Extract every line below that contains the word "мѣстахъ".

-- start Extracted records --

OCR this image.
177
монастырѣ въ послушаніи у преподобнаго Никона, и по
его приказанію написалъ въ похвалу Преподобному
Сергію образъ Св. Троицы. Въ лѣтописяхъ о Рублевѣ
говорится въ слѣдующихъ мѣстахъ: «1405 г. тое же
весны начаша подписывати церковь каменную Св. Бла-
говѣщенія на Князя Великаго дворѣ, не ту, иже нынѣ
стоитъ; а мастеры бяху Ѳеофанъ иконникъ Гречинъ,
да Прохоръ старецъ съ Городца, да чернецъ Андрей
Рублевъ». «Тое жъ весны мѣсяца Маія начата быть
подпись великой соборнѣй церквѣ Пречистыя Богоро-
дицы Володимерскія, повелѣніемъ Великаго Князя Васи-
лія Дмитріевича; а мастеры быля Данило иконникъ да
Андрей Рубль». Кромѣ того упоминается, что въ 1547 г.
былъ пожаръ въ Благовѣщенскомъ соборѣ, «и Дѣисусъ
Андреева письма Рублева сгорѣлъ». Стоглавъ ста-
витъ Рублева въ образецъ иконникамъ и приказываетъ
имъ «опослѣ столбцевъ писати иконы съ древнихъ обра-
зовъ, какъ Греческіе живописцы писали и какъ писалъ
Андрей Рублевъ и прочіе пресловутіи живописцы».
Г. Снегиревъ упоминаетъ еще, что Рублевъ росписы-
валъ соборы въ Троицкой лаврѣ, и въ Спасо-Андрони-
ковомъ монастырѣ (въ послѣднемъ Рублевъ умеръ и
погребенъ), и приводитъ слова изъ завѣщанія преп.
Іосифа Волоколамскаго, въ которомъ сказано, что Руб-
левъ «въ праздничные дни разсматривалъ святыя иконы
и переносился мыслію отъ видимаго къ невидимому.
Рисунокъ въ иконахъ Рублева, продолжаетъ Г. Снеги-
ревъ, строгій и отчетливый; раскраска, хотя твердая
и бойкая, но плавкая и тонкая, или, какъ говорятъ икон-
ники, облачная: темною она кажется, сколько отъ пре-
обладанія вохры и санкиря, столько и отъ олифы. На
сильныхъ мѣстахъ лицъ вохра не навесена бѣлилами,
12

-- end Extracted records --

• Solution to the problem
говорится въ слѣдующихъ мѣстахъ: «1405 г. тое же
сильныхъ мѣстахъ лицъ вохра не навесена бѣлилами,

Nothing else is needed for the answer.